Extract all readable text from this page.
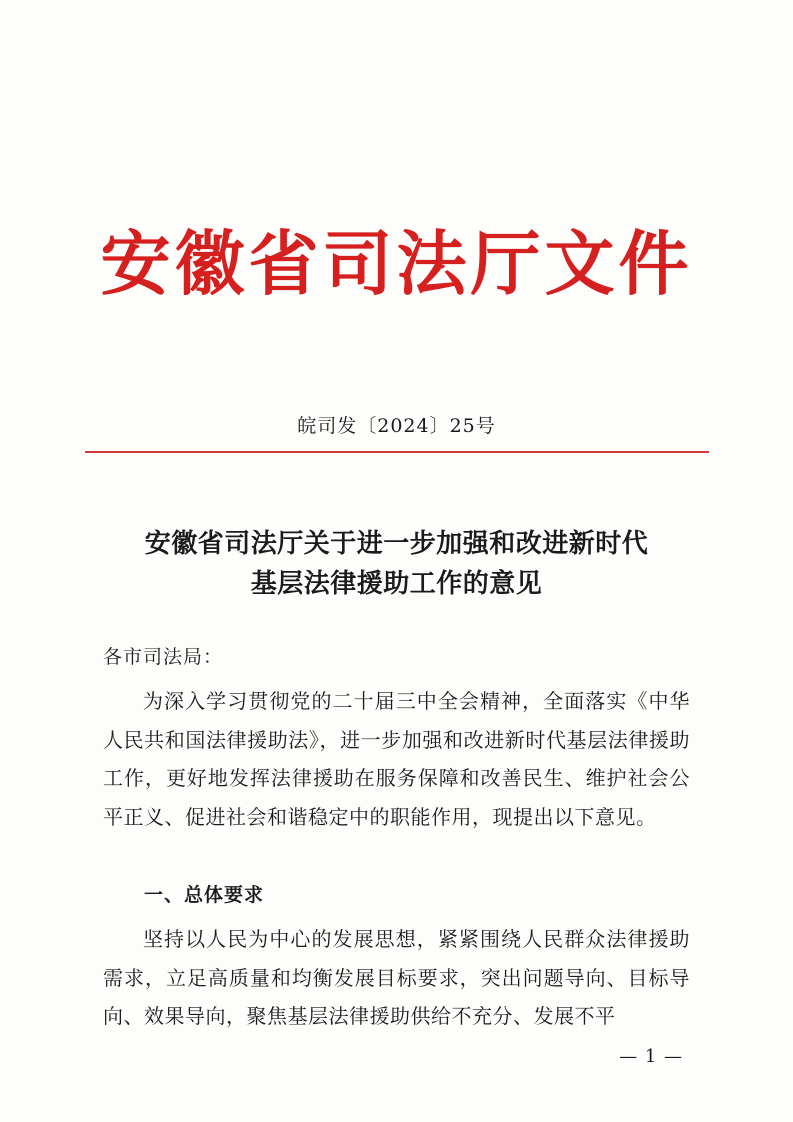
安徽省司法厅文件
皖司发〔2024〕25号
安徽省司法厅关于进一步加强和改进新时代
基层法律援助工作的意见
各市司法局：
为深入学习贯彻党的二十届三中全会精神，全面落实《中华人民共和国法律援助法》，进一步加强和改进新时代基层法律援助工作，更好地发挥法律援助在服务保障和改善民生、维护社会公平正义、促进社会和谐稳定中的职能作用，现提出以下意见。
一、总体要求
坚持以人民为中心的发展思想，紧紧围绕人民群众法律援助需求，立足高质量和均衡发展目标要求，突出问题导向、目标导向、效果导向，聚焦基层法律援助供给不充分、发展不平
— 1 —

TASK OBJECTIVE –
Using the records above, output their complete text exactly, minus any images.

EXERCISE SOLUTION –
Extract all readable text from this page.
安徽省司法厅文件
皖司发〔2024〕25号
安徽省司法厅关于进一步加强和改进新时代
基层法律援助工作的意见
各市司法局：
为深入学习贯彻党的二十届三中全会精神，全面落实《中华人民共和国法律援助法》，进一步加强和改进新时代基层法律援助工作，更好地发挥法律援助在服务保障和改善民生、维护社会公平正义、促进社会和谐稳定中的职能作用，现提出以下意见。
一、总体要求
坚持以人民为中心的发展思想，紧紧围绕人民群众法律援助需求，立足高质量和均衡发展目标要求，突出问题导向、目标导向、效果导向，聚焦基层法律援助供给不充分、发展不平
— 1 —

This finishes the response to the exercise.